EXERCISE
Give back every line exactly as it appears, pictures excluded.

====== DATA ENTRIES

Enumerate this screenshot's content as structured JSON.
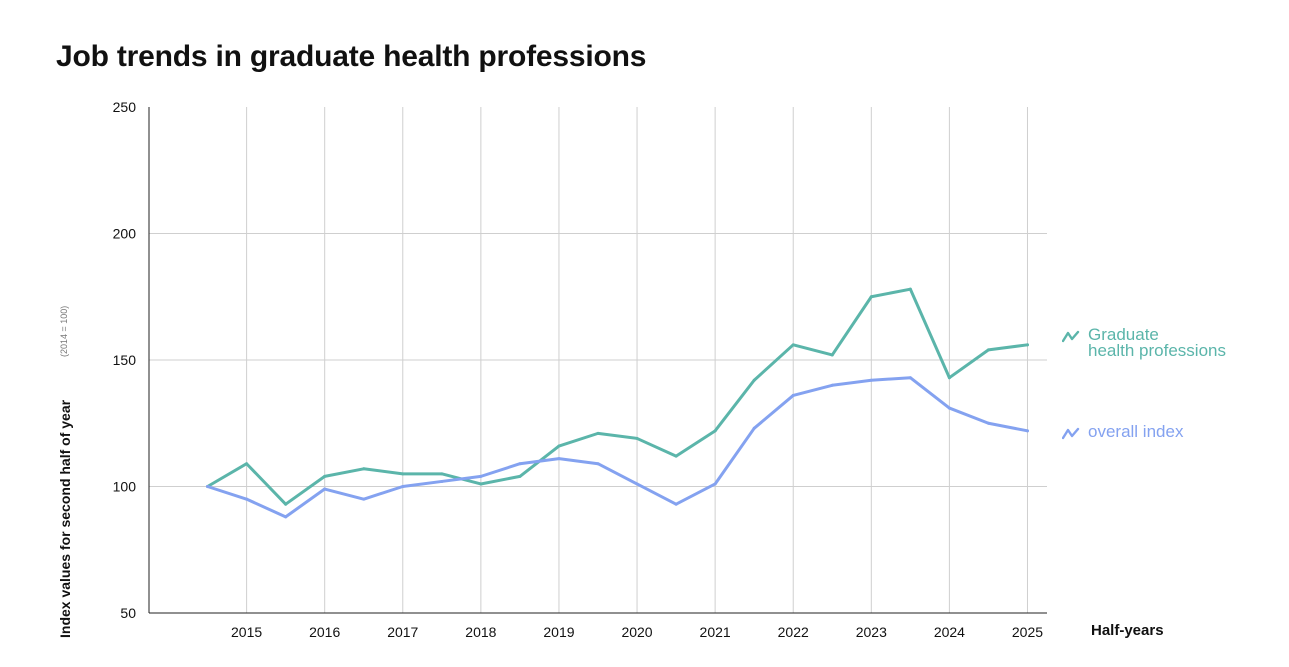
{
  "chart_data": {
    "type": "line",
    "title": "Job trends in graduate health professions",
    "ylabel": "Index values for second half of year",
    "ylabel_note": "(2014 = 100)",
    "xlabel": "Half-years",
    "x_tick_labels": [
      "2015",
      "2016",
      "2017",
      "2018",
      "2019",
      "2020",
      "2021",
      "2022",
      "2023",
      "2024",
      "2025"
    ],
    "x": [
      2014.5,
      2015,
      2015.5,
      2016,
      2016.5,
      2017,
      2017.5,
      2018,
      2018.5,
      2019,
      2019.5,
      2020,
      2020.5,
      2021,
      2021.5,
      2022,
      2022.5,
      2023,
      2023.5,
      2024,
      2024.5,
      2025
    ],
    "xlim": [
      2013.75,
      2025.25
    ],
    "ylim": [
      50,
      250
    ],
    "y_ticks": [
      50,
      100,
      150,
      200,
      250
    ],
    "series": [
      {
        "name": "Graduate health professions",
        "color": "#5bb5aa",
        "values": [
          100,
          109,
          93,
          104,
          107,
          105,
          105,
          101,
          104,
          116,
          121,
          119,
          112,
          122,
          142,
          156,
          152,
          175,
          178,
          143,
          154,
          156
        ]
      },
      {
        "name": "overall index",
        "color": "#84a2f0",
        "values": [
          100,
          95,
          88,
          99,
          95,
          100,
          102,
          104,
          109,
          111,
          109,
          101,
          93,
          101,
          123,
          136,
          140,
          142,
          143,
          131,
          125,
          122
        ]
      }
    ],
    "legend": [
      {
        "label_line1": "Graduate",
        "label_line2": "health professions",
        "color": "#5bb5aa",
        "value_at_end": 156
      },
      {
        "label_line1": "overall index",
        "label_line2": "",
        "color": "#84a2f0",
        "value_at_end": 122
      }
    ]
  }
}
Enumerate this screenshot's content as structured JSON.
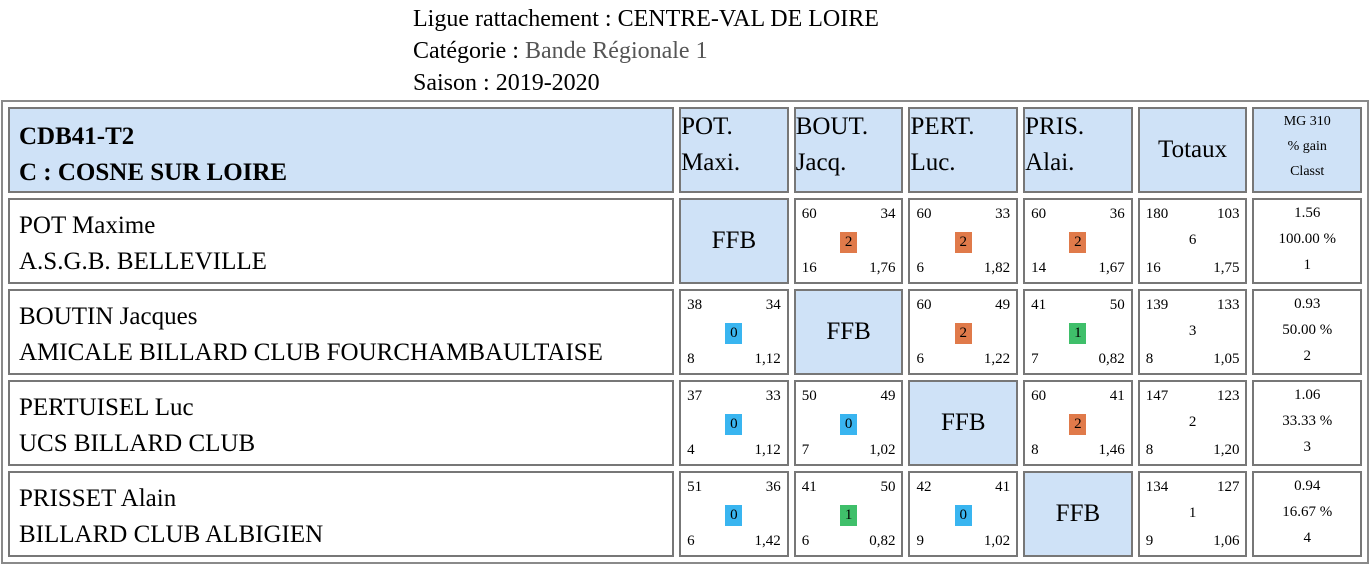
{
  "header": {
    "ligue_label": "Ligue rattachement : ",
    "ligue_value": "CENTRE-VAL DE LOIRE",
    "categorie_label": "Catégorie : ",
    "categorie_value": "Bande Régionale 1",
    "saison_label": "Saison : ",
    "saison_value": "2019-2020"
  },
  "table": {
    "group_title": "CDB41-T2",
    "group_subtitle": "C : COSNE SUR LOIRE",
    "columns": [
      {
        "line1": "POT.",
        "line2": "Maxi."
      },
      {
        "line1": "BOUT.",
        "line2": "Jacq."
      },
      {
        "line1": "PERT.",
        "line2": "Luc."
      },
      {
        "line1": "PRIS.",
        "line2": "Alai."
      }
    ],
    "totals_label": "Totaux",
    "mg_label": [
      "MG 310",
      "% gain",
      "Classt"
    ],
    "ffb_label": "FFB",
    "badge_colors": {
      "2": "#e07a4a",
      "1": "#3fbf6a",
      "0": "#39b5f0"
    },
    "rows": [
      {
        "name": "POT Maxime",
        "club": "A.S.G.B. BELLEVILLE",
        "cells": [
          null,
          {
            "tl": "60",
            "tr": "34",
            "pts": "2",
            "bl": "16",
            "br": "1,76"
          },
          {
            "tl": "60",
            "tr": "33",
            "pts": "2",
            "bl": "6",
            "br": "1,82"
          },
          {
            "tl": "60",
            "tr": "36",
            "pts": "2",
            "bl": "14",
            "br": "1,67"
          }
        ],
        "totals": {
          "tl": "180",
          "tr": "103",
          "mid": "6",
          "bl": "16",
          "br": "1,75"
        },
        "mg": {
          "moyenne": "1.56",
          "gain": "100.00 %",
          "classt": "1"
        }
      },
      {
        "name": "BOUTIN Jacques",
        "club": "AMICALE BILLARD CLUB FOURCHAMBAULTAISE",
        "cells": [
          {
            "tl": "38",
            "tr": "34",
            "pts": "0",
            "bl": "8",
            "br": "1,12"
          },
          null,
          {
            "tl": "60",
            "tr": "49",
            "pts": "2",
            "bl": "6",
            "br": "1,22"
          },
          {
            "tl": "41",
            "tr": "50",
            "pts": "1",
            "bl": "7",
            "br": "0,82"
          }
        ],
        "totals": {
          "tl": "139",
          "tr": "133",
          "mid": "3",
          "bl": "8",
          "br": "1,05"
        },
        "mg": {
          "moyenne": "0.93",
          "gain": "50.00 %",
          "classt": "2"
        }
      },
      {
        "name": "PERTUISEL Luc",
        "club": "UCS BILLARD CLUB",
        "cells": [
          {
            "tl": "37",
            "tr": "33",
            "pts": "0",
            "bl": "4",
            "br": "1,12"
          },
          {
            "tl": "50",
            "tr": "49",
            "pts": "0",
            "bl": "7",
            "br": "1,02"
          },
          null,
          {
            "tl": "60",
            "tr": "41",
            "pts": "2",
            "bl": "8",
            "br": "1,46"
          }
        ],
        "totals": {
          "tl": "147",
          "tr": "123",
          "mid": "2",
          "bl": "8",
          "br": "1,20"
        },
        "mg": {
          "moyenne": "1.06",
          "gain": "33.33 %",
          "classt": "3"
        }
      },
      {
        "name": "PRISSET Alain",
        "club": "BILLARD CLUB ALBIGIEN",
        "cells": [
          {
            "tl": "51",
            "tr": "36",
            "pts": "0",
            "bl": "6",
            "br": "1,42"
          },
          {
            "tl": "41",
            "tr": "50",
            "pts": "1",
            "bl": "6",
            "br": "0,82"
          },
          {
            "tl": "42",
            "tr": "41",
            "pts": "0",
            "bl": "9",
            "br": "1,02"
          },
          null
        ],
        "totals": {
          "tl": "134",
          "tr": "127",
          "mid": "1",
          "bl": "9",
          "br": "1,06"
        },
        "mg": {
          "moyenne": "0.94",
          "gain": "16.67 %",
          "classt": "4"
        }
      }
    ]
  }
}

============

SOLVED PROBLEM
Enumerate this screenshot's content as structured JSON.
{
  "chart_data": {
    "type": "line",
    "title": "Job trends in graduate health professions",
    "ylabel": "Index values for second half of year",
    "ylabel_note": "(2014 = 100)",
    "xlabel": "Half-years",
    "x_tick_labels": [
      "2015",
      "2016",
      "2017",
      "2018",
      "2019",
      "2020",
      "2021",
      "2022",
      "2023",
      "2024",
      "2025"
    ],
    "x": [
      2014.5,
      2015,
      2015.5,
      2016,
      2016.5,
      2017,
      2017.5,
      2018,
      2018.5,
      2019,
      2019.5,
      2020,
      2020.5,
      2021,
      2021.5,
      2022,
      2022.5,
      2023,
      2023.5,
      2024,
      2024.5,
      2025
    ],
    "xlim": [
      2013.75,
      2025.25
    ],
    "ylim": [
      50,
      250
    ],
    "y_ticks": [
      50,
      100,
      150,
      200,
      250
    ],
    "series": [
      {
        "name": "Graduate health professions",
        "color": "#5bb5aa",
        "values": [
          100,
          109,
          93,
          104,
          107,
          105,
          105,
          101,
          104,
          116,
          121,
          119,
          112,
          122,
          142,
          156,
          152,
          175,
          178,
          143,
          154,
          156
        ]
      },
      {
        "name": "overall index",
        "color": "#84a2f0",
        "values": [
          100,
          95,
          88,
          99,
          95,
          100,
          102,
          104,
          109,
          111,
          109,
          101,
          93,
          101,
          123,
          136,
          140,
          142,
          143,
          131,
          125,
          122
        ]
      }
    ],
    "legend": [
      {
        "label_line1": "Graduate",
        "label_line2": "health professions",
        "color": "#5bb5aa",
        "value_at_end": 156
      },
      {
        "label_line1": "overall index",
        "label_line2": "",
        "color": "#84a2f0",
        "value_at_end": 122
      }
    ]
  }
}
Enumerate this screenshot's content as structured JSON.
{
  "header": {
    "ligue_label": "Ligue rattachement : ",
    "ligue_value": "CENTRE-VAL DE LOIRE",
    "categorie_label": "Catégorie : ",
    "categorie_value": "Bande Régionale 1",
    "saison_label": "Saison : ",
    "saison_value": "2019-2020"
  },
  "table": {
    "group_title": "CDB41-T2",
    "group_subtitle": "C : COSNE SUR LOIRE",
    "columns": [
      {
        "line1": "POT.",
        "line2": "Maxi."
      },
      {
        "line1": "BOUT.",
        "line2": "Jacq."
      },
      {
        "line1": "PERT.",
        "line2": "Luc."
      },
      {
        "line1": "PRIS.",
        "line2": "Alai."
      }
    ],
    "totals_label": "Totaux",
    "mg_label": [
      "MG 310",
      "% gain",
      "Classt"
    ],
    "ffb_label": "FFB",
    "badge_colors": {
      "2": "#e07a4a",
      "1": "#3fbf6a",
      "0": "#39b5f0"
    },
    "rows": [
      {
        "name": "POT Maxime",
        "club": "A.S.G.B. BELLEVILLE",
        "cells": [
          null,
          {
            "tl": "60",
            "tr": "34",
            "pts": "2",
            "bl": "16",
            "br": "1,76"
          },
          {
            "tl": "60",
            "tr": "33",
            "pts": "2",
            "bl": "6",
            "br": "1,82"
          },
          {
            "tl": "60",
            "tr": "36",
            "pts": "2",
            "bl": "14",
            "br": "1,67"
          }
        ],
        "totals": {
          "tl": "180",
          "tr": "103",
          "mid": "6",
          "bl": "16",
          "br": "1,75"
        },
        "mg": {
          "moyenne": "1.56",
          "gain": "100.00 %",
          "classt": "1"
        }
      },
      {
        "name": "BOUTIN Jacques",
        "club": "AMICALE BILLARD CLUB FOURCHAMBAULTAISE",
        "cells": [
          {
            "tl": "38",
            "tr": "34",
            "pts": "0",
            "bl": "8",
            "br": "1,12"
          },
          null,
          {
            "tl": "60",
            "tr": "49",
            "pts": "2",
            "bl": "6",
            "br": "1,22"
          },
          {
            "tl": "41",
            "tr": "50",
            "pts": "1",
            "bl": "7",
            "br": "0,82"
          }
        ],
        "totals": {
          "tl": "139",
          "tr": "133",
          "mid": "3",
          "bl": "8",
          "br": "1,05"
        },
        "mg": {
          "moyenne": "0.93",
          "gain": "50.00 %",
          "classt": "2"
        }
      },
      {
        "name": "PERTUISEL Luc",
        "club": "UCS BILLARD CLUB",
        "cells": [
          {
            "tl": "37",
            "tr": "33",
            "pts": "0",
            "bl": "4",
            "br": "1,12"
          },
          {
            "tl": "50",
            "tr": "49",
            "pts": "0",
            "bl": "7",
            "br": "1,02"
          },
          null,
          {
            "tl": "60",
            "tr": "41",
            "pts": "2",
            "bl": "8",
            "br": "1,46"
          }
        ],
        "totals": {
          "tl": "147",
          "tr": "123",
          "mid": "2",
          "bl": "8",
          "br": "1,20"
        },
        "mg": {
          "moyenne": "1.06",
          "gain": "33.33 %",
          "classt": "3"
        }
      },
      {
        "name": "PRISSET Alain",
        "club": "BILLARD CLUB ALBIGIEN",
        "cells": [
          {
            "tl": "51",
            "tr": "36",
            "pts": "0",
            "bl": "6",
            "br": "1,42"
          },
          {
            "tl": "41",
            "tr": "50",
            "pts": "1",
            "bl": "6",
            "br": "0,82"
          },
          {
            "tl": "42",
            "tr": "41",
            "pts": "0",
            "bl": "9",
            "br": "1,02"
          },
          null
        ],
        "totals": {
          "tl": "134",
          "tr": "127",
          "mid": "1",
          "bl": "9",
          "br": "1,06"
        },
        "mg": {
          "moyenne": "0.94",
          "gain": "16.67 %",
          "classt": "4"
        }
      }
    ]
  }
}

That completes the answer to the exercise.